--- start THE DATA ---

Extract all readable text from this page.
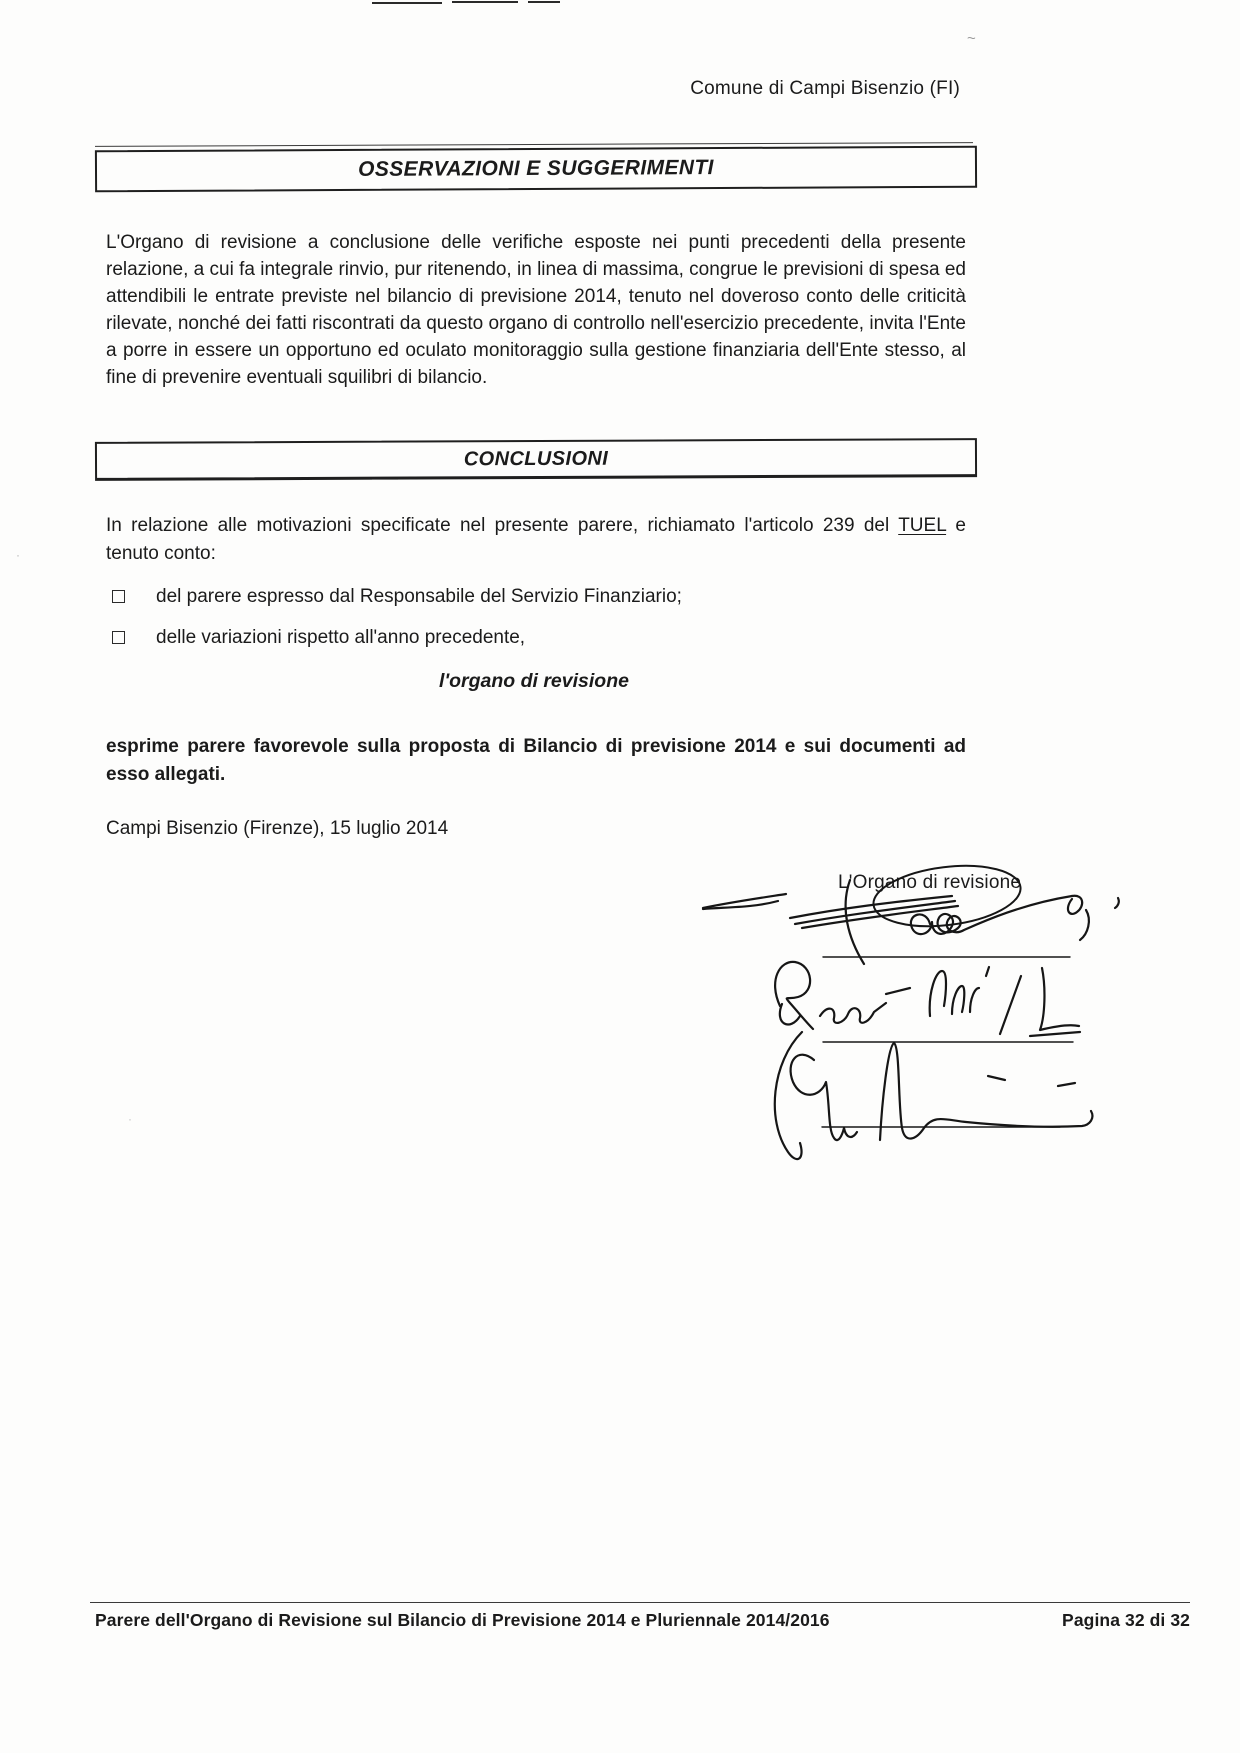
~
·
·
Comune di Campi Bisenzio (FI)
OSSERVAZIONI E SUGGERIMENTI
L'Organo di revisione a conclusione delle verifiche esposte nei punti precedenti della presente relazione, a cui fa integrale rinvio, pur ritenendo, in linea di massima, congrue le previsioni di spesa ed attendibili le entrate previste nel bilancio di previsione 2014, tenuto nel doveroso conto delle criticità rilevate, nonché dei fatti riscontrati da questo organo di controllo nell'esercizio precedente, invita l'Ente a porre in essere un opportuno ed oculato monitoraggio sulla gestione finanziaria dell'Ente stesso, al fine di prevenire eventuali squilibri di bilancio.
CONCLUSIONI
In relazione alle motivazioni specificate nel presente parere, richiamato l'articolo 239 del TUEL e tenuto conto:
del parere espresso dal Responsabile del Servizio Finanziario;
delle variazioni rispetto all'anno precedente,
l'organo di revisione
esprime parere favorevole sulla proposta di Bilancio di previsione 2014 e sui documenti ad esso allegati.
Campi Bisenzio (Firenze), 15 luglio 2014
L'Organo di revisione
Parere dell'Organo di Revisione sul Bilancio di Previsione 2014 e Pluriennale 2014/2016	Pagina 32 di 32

--- end THE DATA ---
--- start THE DATA ---

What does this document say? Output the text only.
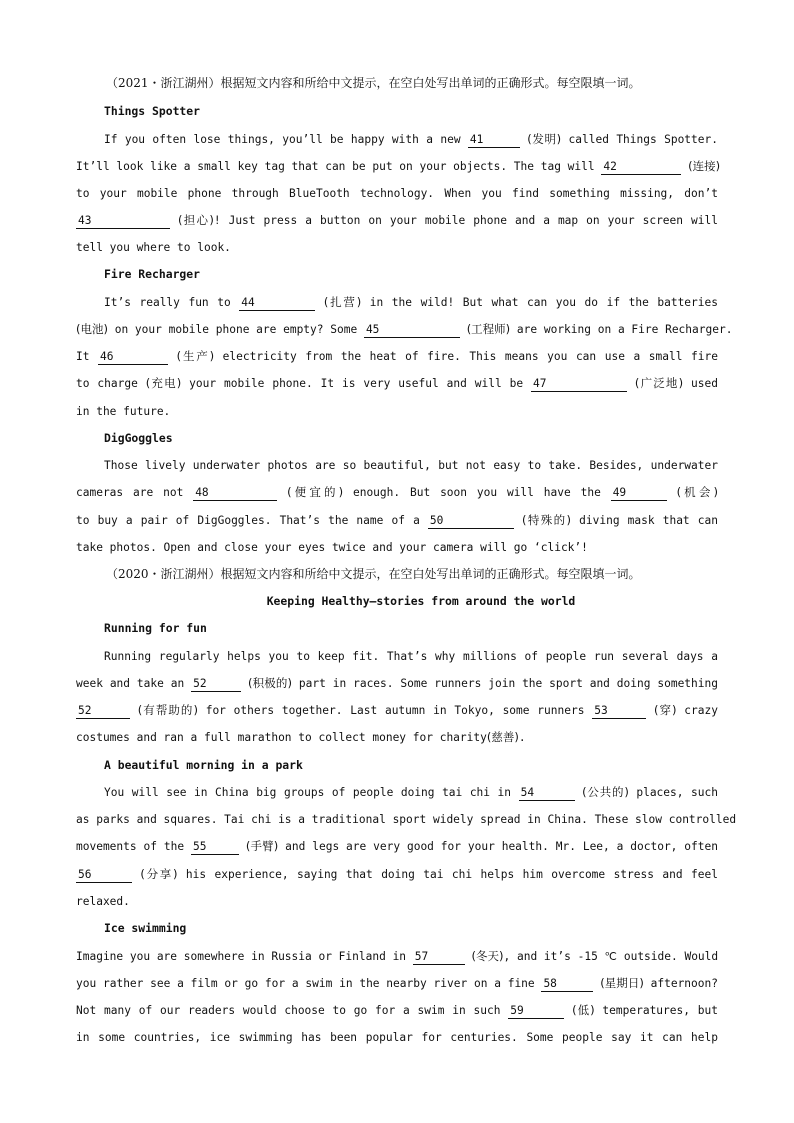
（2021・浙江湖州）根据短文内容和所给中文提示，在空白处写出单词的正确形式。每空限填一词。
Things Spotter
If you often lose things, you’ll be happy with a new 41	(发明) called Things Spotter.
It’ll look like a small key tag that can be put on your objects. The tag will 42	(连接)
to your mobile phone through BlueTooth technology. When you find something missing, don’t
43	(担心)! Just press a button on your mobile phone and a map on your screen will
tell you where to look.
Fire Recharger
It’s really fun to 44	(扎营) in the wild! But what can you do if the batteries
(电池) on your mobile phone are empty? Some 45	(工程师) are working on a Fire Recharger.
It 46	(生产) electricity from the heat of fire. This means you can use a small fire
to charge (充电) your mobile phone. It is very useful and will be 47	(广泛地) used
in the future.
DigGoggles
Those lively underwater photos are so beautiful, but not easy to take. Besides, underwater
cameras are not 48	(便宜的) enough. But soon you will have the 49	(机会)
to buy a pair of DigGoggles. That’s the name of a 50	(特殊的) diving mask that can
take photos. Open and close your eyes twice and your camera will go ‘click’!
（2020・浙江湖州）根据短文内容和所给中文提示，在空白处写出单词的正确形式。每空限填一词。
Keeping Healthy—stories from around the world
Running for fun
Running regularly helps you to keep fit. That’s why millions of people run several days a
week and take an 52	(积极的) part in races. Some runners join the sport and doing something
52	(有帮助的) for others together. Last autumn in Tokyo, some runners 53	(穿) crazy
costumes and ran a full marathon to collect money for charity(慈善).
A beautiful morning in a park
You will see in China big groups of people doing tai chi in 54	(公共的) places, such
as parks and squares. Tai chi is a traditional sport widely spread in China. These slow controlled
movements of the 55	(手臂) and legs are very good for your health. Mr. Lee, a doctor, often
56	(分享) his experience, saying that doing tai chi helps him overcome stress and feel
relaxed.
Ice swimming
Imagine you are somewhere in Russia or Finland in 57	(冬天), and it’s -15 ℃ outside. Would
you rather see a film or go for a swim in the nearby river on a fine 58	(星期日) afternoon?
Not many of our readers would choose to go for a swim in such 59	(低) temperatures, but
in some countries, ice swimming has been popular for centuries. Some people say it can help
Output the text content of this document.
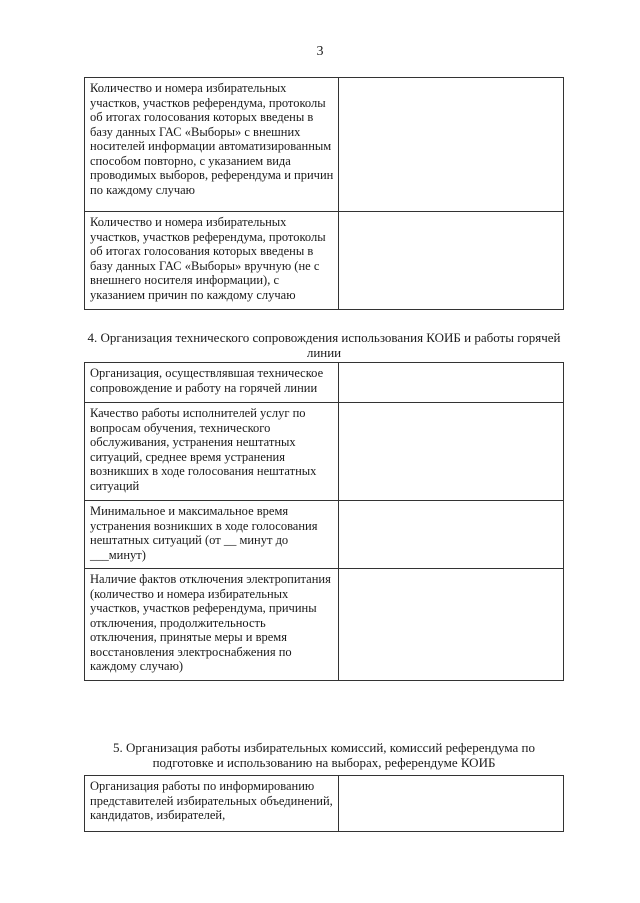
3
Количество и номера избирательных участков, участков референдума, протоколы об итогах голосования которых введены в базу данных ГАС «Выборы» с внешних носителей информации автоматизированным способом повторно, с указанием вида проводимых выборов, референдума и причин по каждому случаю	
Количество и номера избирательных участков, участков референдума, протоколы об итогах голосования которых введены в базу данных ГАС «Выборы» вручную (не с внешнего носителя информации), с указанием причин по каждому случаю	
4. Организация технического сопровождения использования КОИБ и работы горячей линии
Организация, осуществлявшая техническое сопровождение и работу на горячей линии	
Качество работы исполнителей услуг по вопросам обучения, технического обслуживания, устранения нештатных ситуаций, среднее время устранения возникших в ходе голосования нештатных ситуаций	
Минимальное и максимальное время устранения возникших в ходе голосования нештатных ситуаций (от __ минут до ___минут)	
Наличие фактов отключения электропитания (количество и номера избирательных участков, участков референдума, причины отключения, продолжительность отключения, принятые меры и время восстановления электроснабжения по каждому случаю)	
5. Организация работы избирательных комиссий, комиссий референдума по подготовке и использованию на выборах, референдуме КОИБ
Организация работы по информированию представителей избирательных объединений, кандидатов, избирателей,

--- end THE DATA ---
--- start THE DATA ---

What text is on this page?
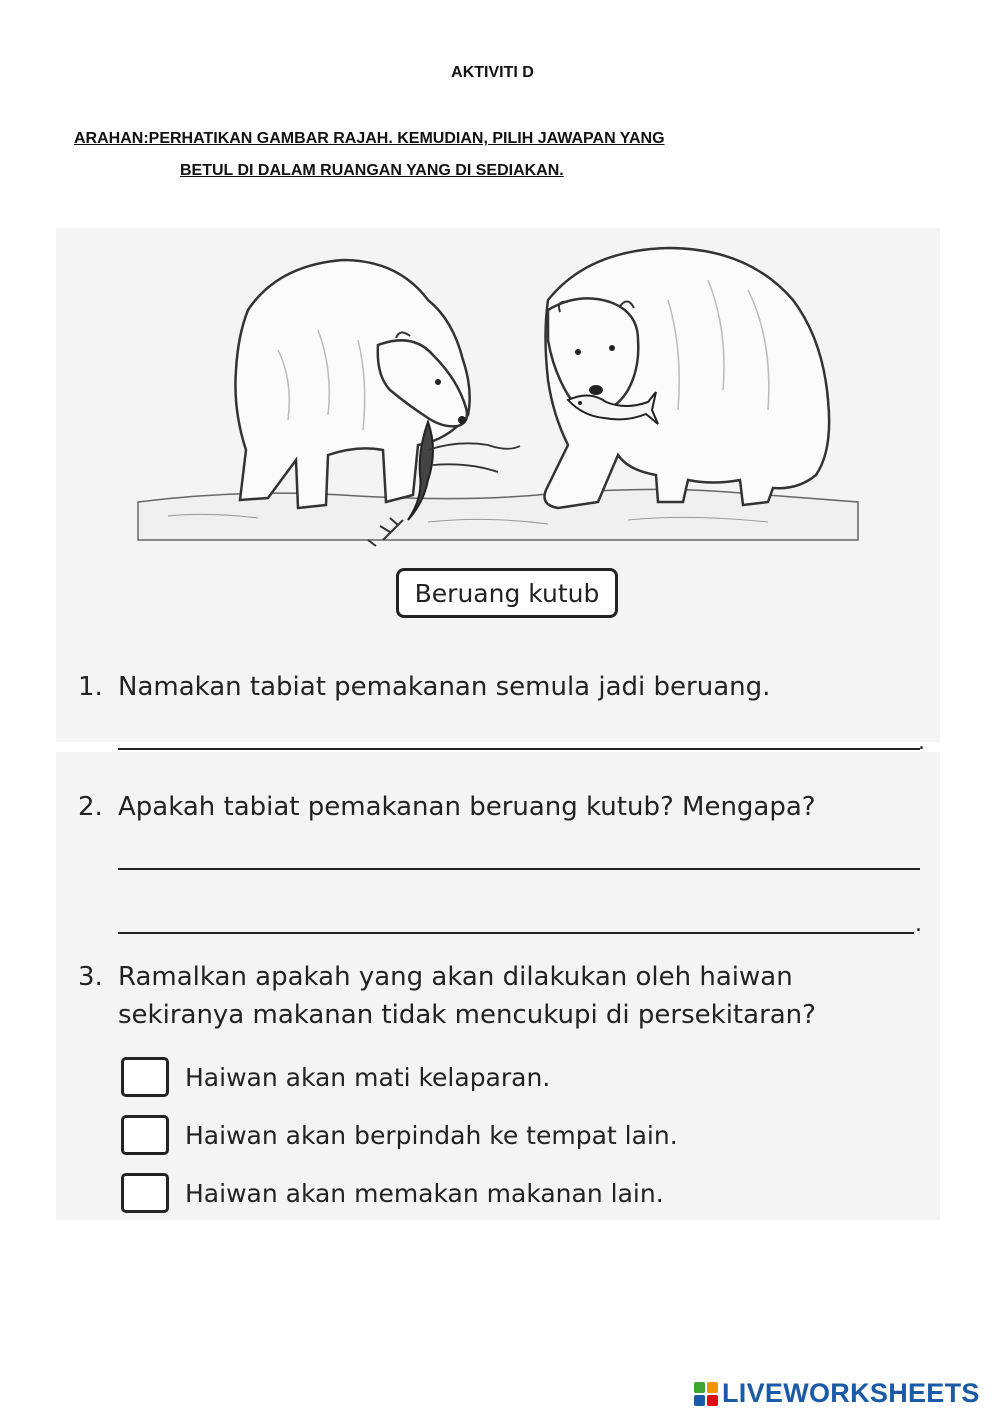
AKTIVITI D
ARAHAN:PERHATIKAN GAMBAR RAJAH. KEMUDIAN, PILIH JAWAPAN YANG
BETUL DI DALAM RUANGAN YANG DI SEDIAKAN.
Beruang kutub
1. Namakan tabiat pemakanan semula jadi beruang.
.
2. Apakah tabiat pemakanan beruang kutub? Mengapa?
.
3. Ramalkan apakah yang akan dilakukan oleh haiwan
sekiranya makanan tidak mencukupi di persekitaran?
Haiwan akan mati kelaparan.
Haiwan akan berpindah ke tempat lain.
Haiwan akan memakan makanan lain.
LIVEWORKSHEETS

--- end THE DATA ---

- [DIRECTIONS]: Search the preceding listing for "участков" and extract every line where it is found.

- [EXPECTED ANSWER]:
Количество и номера избирательных участков, участков референдума, протоколы об итогах голосования которых введены в базу данных ГАС «Выборы» с внешних носителей информации автоматизированным способом повторно, с указанием вида проводимых выборов, референдума и причин по каждому случаю	
Количество и номера избирательных участков, участков референдума, протоколы об итогах голосования которых введены в базу данных ГАС «Выборы» вручную (не с внешнего носителя информации), с указанием причин по каждому случаю	
Наличие фактов отключения электропитания (количество и номера избирательных участков, участков референдума, причины отключения, продолжительность отключения, принятые меры и время восстановления электроснабжения по каждому случаю)	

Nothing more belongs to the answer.